OBJECTIVE:
From the entries below, pull out each line where "depth" appears.

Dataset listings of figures
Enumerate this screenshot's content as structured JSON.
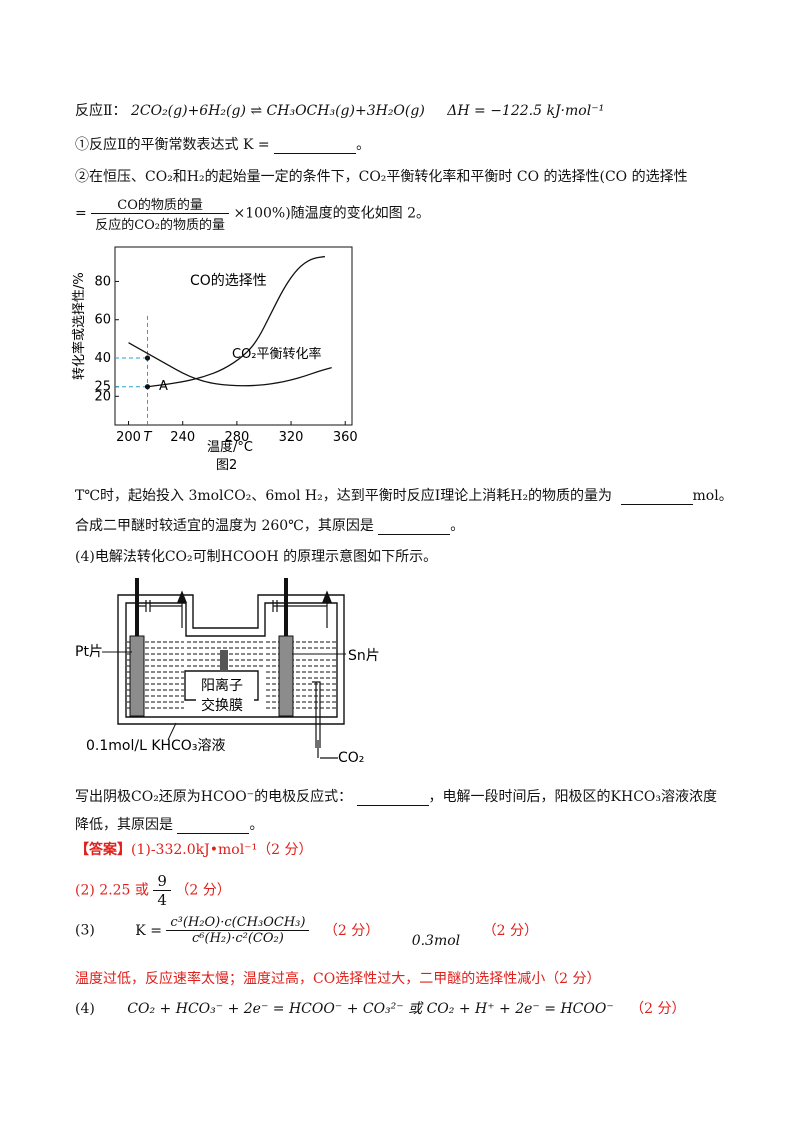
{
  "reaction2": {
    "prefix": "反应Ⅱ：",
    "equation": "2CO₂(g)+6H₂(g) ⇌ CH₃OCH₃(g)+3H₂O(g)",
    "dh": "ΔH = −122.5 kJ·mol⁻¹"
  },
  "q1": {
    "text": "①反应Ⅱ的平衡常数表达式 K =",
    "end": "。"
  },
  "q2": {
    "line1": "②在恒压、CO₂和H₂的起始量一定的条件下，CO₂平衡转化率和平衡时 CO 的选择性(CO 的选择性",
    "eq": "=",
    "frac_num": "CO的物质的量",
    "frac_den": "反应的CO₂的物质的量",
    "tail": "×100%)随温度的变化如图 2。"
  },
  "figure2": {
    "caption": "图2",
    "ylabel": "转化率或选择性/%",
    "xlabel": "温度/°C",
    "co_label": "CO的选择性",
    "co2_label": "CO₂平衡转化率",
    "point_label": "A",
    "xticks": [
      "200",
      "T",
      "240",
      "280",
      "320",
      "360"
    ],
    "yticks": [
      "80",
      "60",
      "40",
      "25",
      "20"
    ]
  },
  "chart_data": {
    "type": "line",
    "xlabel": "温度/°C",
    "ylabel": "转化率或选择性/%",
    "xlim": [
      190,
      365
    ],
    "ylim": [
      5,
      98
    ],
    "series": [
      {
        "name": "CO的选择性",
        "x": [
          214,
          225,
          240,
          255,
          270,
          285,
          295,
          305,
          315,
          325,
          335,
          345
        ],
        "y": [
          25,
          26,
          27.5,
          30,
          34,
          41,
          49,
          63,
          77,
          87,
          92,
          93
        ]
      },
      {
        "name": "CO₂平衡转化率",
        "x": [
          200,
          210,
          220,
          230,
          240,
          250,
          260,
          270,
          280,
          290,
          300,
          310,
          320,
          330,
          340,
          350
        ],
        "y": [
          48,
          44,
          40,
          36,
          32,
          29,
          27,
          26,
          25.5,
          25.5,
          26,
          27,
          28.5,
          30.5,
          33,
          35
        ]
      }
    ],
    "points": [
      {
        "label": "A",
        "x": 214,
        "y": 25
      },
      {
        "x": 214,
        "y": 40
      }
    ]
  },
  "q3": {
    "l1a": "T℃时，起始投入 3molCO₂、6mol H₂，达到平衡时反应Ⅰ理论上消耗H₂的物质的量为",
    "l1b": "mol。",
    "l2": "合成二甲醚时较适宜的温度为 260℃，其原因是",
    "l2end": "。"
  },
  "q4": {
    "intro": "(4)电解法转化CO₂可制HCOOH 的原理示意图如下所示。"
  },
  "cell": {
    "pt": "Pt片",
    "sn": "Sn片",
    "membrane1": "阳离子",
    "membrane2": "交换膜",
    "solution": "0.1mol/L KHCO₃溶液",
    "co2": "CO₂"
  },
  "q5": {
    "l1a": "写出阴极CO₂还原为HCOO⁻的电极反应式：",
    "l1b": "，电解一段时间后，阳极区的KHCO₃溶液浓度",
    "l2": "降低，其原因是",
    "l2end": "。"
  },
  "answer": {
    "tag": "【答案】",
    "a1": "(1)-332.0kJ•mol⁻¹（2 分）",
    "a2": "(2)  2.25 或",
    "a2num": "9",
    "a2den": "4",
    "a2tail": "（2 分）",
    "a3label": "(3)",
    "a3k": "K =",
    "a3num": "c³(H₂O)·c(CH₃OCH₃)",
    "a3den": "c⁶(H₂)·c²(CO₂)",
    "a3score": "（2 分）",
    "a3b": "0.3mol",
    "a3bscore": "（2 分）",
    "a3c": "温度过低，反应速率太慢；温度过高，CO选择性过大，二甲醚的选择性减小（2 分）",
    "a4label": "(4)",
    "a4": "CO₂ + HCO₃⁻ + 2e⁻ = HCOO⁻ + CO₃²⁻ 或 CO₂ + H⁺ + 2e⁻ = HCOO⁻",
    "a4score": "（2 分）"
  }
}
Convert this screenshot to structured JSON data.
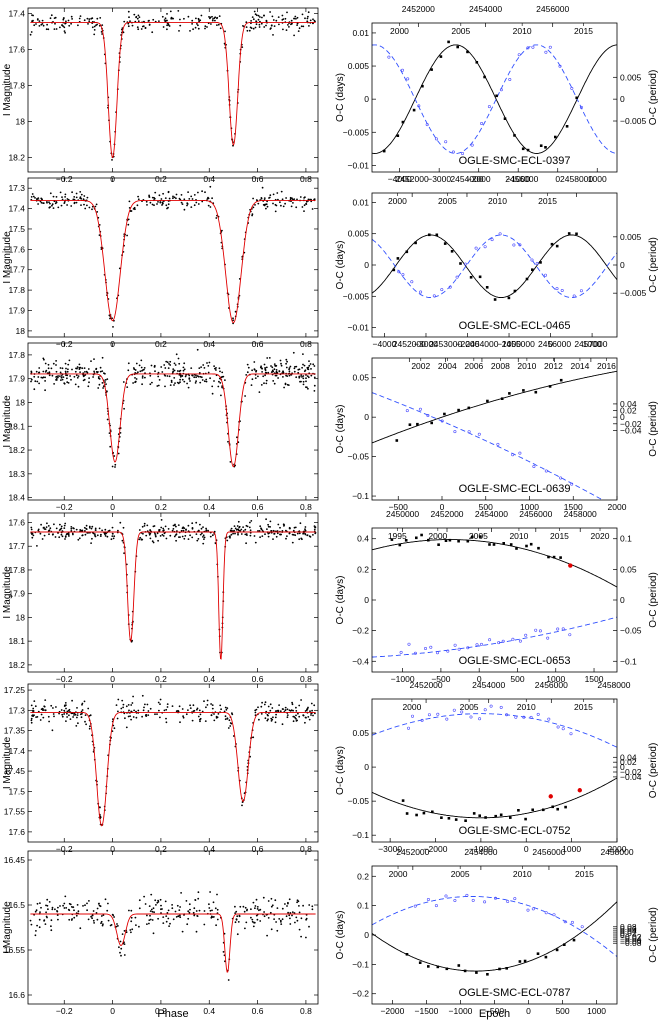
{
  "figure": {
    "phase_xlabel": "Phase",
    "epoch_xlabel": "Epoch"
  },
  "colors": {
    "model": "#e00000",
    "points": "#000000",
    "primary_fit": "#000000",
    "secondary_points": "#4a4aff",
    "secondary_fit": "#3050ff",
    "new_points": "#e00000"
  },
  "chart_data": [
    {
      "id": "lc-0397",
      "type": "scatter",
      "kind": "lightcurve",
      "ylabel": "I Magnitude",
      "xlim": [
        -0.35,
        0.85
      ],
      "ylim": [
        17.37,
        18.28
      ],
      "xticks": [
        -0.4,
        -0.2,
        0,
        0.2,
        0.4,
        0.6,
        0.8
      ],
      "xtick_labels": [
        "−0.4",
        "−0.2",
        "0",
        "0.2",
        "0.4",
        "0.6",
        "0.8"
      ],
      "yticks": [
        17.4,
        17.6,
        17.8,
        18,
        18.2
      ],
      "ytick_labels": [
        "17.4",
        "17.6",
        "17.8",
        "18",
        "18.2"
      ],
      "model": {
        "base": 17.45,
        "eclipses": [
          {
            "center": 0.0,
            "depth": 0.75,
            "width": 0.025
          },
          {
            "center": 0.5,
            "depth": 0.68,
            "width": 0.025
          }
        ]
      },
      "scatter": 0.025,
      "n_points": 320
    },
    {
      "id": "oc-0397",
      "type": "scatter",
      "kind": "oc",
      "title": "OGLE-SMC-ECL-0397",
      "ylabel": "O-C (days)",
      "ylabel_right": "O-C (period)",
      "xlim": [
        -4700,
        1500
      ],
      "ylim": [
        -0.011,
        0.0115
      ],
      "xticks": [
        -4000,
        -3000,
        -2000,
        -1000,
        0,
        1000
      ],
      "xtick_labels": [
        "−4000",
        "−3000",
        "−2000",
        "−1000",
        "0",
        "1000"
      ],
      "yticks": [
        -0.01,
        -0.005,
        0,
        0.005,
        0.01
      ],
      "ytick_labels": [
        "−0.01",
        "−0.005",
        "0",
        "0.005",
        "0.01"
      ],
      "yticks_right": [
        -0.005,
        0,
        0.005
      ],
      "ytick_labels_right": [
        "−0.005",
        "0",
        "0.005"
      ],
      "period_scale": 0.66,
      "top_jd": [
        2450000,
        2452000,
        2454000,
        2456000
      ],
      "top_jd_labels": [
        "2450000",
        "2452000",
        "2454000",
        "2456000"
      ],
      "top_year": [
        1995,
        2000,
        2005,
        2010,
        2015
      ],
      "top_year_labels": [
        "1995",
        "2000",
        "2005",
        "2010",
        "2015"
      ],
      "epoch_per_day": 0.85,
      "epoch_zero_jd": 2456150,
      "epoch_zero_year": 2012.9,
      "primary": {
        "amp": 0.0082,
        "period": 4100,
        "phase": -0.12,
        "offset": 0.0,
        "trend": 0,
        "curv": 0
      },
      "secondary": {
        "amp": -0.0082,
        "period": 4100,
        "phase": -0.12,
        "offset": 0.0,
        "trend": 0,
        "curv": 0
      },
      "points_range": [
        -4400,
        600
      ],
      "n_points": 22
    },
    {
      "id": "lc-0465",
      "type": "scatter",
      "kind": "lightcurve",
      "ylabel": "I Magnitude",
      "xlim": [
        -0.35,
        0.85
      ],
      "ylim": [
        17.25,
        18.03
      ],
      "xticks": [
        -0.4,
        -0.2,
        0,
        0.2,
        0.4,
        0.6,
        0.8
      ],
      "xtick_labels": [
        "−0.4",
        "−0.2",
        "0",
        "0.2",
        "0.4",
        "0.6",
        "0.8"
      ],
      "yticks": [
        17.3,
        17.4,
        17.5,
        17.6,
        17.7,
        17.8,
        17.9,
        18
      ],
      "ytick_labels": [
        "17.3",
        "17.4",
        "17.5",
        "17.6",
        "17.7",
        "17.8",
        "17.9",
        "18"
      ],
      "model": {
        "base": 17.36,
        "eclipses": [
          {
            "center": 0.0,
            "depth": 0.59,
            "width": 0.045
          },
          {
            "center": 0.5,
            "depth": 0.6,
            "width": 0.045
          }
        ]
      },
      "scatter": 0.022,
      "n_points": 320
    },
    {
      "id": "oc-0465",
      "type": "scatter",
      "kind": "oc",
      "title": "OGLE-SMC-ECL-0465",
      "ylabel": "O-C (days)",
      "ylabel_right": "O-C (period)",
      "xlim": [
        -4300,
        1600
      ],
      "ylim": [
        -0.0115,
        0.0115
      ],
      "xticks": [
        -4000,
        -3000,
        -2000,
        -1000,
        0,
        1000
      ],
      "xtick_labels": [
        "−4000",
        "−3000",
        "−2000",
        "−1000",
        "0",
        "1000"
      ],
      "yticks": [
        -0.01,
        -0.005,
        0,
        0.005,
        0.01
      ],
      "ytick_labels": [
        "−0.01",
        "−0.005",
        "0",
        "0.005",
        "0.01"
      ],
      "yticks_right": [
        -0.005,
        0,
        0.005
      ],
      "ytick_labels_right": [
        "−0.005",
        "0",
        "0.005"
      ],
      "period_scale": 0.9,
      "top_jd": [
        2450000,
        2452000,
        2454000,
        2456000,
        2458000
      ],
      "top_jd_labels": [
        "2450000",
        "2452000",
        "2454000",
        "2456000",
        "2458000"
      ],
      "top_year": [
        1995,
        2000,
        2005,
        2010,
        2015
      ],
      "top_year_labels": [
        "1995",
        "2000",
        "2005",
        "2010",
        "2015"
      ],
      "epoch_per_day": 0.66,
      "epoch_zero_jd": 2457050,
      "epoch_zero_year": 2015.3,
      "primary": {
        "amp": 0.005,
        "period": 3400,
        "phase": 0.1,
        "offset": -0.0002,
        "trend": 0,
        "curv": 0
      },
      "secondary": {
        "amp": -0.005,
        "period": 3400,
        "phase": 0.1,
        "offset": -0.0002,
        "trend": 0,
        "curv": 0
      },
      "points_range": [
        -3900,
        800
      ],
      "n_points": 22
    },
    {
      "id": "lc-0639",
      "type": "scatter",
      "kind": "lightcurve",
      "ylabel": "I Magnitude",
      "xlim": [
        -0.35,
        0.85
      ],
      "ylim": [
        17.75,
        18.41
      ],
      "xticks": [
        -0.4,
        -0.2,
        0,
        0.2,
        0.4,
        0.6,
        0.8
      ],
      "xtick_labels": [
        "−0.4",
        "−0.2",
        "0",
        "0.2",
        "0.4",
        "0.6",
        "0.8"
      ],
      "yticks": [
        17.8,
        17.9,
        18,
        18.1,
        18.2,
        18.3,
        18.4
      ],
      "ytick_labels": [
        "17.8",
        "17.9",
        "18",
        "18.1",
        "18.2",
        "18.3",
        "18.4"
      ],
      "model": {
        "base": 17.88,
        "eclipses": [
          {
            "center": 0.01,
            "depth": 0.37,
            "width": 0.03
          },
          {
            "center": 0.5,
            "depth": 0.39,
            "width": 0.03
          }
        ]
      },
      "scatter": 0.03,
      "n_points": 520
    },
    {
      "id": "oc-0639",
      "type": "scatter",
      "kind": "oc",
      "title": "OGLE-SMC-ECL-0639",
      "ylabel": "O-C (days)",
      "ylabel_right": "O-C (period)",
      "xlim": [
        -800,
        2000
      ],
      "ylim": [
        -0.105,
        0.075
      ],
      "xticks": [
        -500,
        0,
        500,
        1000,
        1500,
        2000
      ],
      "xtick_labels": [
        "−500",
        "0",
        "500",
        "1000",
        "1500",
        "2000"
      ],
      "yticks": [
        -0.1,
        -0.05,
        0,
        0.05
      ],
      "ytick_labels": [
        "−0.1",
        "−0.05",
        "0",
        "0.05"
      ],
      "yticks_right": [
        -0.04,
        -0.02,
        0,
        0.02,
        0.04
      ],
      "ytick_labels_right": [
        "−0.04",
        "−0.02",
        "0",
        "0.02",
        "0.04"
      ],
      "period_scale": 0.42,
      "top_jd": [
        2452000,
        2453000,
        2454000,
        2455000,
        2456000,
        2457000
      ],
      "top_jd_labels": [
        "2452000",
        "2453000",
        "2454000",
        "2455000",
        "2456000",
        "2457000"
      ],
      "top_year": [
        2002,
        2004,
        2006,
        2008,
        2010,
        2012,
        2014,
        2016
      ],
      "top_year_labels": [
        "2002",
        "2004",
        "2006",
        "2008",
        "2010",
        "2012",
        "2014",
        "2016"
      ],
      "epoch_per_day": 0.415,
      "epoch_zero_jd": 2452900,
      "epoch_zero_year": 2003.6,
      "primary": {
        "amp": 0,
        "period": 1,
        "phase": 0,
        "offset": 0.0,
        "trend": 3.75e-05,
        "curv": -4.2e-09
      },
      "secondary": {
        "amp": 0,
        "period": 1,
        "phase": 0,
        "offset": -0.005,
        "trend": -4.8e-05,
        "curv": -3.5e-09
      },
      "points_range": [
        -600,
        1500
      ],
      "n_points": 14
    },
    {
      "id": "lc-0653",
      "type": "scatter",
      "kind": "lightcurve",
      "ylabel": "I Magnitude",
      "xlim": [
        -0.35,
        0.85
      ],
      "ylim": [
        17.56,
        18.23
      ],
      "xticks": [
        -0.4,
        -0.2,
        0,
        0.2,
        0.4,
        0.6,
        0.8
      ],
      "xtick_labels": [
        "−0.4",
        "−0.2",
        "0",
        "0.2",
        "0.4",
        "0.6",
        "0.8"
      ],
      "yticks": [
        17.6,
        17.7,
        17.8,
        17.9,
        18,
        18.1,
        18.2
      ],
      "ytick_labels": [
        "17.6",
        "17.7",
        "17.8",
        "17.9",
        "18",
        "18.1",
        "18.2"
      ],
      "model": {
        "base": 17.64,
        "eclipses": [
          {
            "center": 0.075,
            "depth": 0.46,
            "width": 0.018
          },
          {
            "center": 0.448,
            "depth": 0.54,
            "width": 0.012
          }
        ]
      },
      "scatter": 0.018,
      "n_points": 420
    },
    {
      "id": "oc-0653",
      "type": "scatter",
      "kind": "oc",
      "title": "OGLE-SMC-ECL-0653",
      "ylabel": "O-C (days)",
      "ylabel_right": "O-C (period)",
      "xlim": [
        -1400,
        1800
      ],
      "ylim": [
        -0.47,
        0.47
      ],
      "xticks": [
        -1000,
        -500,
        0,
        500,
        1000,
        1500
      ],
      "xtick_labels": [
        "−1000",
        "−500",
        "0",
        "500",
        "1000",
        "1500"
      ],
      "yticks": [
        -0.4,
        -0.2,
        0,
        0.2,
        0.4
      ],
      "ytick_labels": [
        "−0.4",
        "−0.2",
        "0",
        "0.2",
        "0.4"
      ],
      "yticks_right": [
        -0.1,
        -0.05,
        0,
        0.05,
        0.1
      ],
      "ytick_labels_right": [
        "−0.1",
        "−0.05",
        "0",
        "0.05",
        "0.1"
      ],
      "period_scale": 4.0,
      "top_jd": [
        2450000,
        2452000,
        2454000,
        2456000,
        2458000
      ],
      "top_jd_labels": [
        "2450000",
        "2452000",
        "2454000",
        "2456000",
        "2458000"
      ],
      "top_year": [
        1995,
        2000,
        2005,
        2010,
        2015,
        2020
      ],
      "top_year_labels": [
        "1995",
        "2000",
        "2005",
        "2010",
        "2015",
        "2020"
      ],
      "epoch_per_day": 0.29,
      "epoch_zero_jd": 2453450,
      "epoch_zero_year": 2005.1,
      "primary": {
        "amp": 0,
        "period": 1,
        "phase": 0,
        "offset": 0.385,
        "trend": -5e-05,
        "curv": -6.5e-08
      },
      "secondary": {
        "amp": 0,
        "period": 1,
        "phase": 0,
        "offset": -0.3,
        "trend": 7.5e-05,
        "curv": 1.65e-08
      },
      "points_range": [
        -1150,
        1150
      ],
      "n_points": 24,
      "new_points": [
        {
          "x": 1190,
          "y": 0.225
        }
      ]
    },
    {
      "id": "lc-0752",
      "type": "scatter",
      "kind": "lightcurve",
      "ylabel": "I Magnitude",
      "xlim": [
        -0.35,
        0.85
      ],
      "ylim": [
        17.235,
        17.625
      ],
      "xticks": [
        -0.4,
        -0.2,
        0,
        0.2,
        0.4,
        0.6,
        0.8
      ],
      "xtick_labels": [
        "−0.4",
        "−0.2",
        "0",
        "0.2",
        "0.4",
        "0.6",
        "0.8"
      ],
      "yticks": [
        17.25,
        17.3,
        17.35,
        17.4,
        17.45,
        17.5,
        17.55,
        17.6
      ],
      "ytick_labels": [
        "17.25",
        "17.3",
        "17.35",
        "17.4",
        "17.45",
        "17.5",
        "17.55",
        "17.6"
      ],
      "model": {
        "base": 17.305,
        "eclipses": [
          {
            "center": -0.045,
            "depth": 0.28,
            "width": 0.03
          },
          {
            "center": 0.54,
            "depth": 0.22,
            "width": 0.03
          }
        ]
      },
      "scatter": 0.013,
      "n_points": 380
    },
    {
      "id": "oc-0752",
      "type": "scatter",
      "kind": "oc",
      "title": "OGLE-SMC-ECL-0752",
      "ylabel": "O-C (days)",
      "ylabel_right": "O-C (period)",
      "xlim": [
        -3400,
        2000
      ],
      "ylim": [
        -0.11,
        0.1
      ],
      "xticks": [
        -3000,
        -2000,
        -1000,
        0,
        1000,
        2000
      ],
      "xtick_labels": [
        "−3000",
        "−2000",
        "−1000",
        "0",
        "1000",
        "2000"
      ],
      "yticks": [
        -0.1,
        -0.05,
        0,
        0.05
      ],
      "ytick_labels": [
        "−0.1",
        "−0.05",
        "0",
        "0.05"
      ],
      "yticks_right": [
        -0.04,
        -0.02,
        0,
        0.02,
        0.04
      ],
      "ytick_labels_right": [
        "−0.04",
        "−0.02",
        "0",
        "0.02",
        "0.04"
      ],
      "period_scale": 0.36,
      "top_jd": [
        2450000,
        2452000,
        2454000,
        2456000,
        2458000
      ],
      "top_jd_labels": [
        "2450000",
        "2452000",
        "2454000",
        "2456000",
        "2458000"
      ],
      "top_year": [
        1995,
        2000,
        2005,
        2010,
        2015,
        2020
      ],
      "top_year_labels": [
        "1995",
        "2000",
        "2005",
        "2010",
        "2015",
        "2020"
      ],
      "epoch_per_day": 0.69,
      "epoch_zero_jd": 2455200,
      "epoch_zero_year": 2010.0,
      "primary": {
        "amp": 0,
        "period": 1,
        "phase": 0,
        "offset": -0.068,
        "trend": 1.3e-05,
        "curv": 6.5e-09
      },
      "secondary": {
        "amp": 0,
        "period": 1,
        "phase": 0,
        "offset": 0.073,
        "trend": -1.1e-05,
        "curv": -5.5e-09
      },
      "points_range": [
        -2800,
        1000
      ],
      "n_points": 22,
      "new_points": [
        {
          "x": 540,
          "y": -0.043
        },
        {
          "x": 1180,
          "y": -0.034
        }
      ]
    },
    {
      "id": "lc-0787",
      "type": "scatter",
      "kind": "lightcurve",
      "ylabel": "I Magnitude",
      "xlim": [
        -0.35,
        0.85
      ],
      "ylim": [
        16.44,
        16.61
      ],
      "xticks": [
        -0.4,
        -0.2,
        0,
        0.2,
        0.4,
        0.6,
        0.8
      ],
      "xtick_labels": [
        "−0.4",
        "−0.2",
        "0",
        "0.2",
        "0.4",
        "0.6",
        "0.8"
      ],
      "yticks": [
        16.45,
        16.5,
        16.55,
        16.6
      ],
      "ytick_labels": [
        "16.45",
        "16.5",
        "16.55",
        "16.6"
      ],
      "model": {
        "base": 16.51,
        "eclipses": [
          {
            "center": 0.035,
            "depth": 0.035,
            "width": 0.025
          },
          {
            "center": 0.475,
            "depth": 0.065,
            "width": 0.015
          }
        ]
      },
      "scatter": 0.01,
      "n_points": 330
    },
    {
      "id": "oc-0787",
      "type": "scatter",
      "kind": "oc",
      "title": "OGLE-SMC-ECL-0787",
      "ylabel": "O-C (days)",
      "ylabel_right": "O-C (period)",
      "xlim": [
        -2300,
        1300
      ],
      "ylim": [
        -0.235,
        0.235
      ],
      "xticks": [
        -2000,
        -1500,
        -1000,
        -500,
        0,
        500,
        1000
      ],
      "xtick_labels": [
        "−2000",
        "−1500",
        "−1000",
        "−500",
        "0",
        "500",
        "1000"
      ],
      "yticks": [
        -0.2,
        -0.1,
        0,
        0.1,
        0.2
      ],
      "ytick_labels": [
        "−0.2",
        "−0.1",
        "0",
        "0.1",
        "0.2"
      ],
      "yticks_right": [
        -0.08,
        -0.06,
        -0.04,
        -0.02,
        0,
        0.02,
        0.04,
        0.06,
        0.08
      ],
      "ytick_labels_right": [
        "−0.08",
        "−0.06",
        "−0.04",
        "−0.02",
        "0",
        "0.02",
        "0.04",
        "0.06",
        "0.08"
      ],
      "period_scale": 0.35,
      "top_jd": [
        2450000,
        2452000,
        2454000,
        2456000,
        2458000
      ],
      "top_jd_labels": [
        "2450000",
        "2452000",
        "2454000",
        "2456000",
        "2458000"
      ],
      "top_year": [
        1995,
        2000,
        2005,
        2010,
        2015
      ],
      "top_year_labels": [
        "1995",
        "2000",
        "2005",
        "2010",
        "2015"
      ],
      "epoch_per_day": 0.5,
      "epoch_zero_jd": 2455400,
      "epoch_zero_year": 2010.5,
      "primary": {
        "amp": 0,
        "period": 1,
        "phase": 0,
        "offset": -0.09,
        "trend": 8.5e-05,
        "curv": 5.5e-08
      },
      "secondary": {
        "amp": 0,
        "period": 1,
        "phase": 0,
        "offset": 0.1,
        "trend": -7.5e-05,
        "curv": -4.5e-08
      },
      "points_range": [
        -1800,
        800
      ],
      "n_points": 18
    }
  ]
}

WRITTEN ANSWER:
            "depth": 0.75,
            "depth": 0.68,
            "depth": 0.59,
            "depth": 0.6,
            "depth": 0.37,
            "depth": 0.39,
            "depth": 0.46,
            "depth": 0.54,
            "depth": 0.28,
            "depth": 0.22,
            "depth": 0.035,
            "depth": 0.065,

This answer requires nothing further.